Without altering anything, repeat each of the records.

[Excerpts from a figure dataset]
****************
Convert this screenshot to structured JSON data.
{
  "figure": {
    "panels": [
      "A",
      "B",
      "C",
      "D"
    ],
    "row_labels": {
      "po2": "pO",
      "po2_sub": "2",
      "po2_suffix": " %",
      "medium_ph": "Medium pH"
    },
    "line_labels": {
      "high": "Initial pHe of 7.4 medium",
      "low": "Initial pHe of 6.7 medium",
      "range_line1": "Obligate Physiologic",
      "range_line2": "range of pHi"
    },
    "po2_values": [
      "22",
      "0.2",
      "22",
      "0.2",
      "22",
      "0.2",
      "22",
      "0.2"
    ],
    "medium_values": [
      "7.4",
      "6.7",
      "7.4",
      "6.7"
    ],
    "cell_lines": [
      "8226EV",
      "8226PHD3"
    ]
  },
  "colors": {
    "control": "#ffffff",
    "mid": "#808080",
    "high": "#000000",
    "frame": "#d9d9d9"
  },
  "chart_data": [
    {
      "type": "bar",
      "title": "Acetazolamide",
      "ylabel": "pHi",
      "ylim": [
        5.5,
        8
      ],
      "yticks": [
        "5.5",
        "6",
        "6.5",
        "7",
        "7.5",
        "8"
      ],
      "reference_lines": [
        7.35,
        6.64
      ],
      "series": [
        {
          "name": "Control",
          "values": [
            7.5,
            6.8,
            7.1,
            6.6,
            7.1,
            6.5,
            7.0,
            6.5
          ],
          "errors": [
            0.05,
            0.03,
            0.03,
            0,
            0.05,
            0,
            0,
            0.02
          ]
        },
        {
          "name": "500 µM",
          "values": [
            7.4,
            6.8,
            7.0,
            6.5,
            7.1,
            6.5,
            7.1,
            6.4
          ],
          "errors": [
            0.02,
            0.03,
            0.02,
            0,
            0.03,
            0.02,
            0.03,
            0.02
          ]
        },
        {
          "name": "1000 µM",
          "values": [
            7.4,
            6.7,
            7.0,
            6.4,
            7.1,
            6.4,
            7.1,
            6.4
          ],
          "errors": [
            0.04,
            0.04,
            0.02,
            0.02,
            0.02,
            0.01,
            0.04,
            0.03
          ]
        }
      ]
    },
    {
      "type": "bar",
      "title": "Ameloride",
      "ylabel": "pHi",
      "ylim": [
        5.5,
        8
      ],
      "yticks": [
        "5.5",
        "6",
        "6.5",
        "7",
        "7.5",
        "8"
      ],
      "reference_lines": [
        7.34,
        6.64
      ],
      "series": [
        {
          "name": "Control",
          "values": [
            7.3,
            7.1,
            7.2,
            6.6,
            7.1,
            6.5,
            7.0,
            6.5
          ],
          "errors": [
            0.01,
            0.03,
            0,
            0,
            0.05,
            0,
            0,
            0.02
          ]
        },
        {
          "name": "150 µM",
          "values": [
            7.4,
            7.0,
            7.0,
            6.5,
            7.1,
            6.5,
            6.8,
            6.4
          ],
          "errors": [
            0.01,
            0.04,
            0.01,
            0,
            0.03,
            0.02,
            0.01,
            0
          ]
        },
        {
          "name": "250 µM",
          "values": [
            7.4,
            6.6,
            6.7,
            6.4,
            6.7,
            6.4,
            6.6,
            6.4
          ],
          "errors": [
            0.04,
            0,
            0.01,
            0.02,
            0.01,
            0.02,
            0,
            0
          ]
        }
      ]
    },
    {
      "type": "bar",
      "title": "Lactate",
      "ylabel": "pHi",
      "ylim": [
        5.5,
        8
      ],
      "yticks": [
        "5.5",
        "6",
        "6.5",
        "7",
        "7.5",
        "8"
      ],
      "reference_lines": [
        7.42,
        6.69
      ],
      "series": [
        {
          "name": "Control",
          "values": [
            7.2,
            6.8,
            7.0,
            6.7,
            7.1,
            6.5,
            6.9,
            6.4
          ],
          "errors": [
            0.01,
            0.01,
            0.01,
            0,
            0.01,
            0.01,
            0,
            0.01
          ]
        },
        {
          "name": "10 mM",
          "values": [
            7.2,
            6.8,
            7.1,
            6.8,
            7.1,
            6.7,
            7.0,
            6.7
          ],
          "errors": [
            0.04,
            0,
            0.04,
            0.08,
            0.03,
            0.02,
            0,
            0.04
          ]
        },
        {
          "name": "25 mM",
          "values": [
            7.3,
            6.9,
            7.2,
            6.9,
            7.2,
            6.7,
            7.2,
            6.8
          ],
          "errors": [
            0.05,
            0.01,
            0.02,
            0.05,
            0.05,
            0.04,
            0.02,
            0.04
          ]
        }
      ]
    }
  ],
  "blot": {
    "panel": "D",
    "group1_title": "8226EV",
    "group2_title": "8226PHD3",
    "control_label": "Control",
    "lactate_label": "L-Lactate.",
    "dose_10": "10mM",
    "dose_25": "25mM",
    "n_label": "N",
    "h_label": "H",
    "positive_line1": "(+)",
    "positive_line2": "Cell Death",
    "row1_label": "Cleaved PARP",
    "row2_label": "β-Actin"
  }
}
****************
_The result_
Convert this screenshot to structured JSON data.
{
  "figure": {
    "panels": [
      "A",
      "B",
      "C",
      "D"
    ],
    "row_labels": {
      "po2": "pO",
      "po2_sub": "2",
      "po2_suffix": " %",
      "medium_ph": "Medium pH"
    },
    "line_labels": {
      "high": "Initial pHe of 7.4 medium",
      "low": "Initial pHe of 6.7 medium",
      "range_line1": "Obligate Physiologic",
      "range_line2": "range of pHi"
    },
    "po2_values": [
      "22",
      "0.2",
      "22",
      "0.2",
      "22",
      "0.2",
      "22",
      "0.2"
    ],
    "medium_values": [
      "7.4",
      "6.7",
      "7.4",
      "6.7"
    ],
    "cell_lines": [
      "8226EV",
      "8226PHD3"
    ]
  },
  "colors": {
    "control": "#ffffff",
    "mid": "#808080",
    "high": "#000000",
    "frame": "#d9d9d9"
  },
  "chart_data": [
    {
      "type": "bar",
      "title": "Acetazolamide",
      "ylabel": "pHi",
      "ylim": [
        5.5,
        8
      ],
      "yticks": [
        "5.5",
        "6",
        "6.5",
        "7",
        "7.5",
        "8"
      ],
      "reference_lines": [
        7.35,
        6.64
      ],
      "series": [
        {
          "name": "Control",
          "values": [
            7.5,
            6.8,
            7.1,
            6.6,
            7.1,
            6.5,
            7.0,
            6.5
          ],
          "errors": [
            0.05,
            0.03,
            0.03,
            0,
            0.05,
            0,
            0,
            0.02
          ]
        },
        {
          "name": "500 µM",
          "values": [
            7.4,
            6.8,
            7.0,
            6.5,
            7.1,
            6.5,
            7.1,
            6.4
          ],
          "errors": [
            0.02,
            0.03,
            0.02,
            0,
            0.03,
            0.02,
            0.03,
            0.02
          ]
        },
        {
          "name": "1000 µM",
          "values": [
            7.4,
            6.7,
            7.0,
            6.4,
            7.1,
            6.4,
            7.1,
            6.4
          ],
          "errors": [
            0.04,
            0.04,
            0.02,
            0.02,
            0.02,
            0.01,
            0.04,
            0.03
          ]
        }
      ]
    },
    {
      "type": "bar",
      "title": "Ameloride",
      "ylabel": "pHi",
      "ylim": [
        5.5,
        8
      ],
      "yticks": [
        "5.5",
        "6",
        "6.5",
        "7",
        "7.5",
        "8"
      ],
      "reference_lines": [
        7.34,
        6.64
      ],
      "series": [
        {
          "name": "Control",
          "values": [
            7.3,
            7.1,
            7.2,
            6.6,
            7.1,
            6.5,
            7.0,
            6.5
          ],
          "errors": [
            0.01,
            0.03,
            0,
            0,
            0.05,
            0,
            0,
            0.02
          ]
        },
        {
          "name": "150 µM",
          "values": [
            7.4,
            7.0,
            7.0,
            6.5,
            7.1,
            6.5,
            6.8,
            6.4
          ],
          "errors": [
            0.01,
            0.04,
            0.01,
            0,
            0.03,
            0.02,
            0.01,
            0
          ]
        },
        {
          "name": "250 µM",
          "values": [
            7.4,
            6.6,
            6.7,
            6.4,
            6.7,
            6.4,
            6.6,
            6.4
          ],
          "errors": [
            0.04,
            0,
            0.01,
            0.02,
            0.01,
            0.02,
            0,
            0
          ]
        }
      ]
    },
    {
      "type": "bar",
      "title": "Lactate",
      "ylabel": "pHi",
      "ylim": [
        5.5,
        8
      ],
      "yticks": [
        "5.5",
        "6",
        "6.5",
        "7",
        "7.5",
        "8"
      ],
      "reference_lines": [
        7.42,
        6.69
      ],
      "series": [
        {
          "name": "Control",
          "values": [
            7.2,
            6.8,
            7.0,
            6.7,
            7.1,
            6.5,
            6.9,
            6.4
          ],
          "errors": [
            0.01,
            0.01,
            0.01,
            0,
            0.01,
            0.01,
            0,
            0.01
          ]
        },
        {
          "name": "10 mM",
          "values": [
            7.2,
            6.8,
            7.1,
            6.8,
            7.1,
            6.7,
            7.0,
            6.7
          ],
          "errors": [
            0.04,
            0,
            0.04,
            0.08,
            0.03,
            0.02,
            0,
            0.04
          ]
        },
        {
          "name": "25 mM",
          "values": [
            7.3,
            6.9,
            7.2,
            6.9,
            7.2,
            6.7,
            7.2,
            6.8
          ],
          "errors": [
            0.05,
            0.01,
            0.02,
            0.05,
            0.05,
            0.04,
            0.02,
            0.04
          ]
        }
      ]
    }
  ],
  "blot": {
    "panel": "D",
    "group1_title": "8226EV",
    "group2_title": "8226PHD3",
    "control_label": "Control",
    "lactate_label": "L-Lactate.",
    "dose_10": "10mM",
    "dose_25": "25mM",
    "n_label": "N",
    "h_label": "H",
    "positive_line1": "(+)",
    "positive_line2": "Cell Death",
    "row1_label": "Cleaved PARP",
    "row2_label": "β-Actin"
  }
}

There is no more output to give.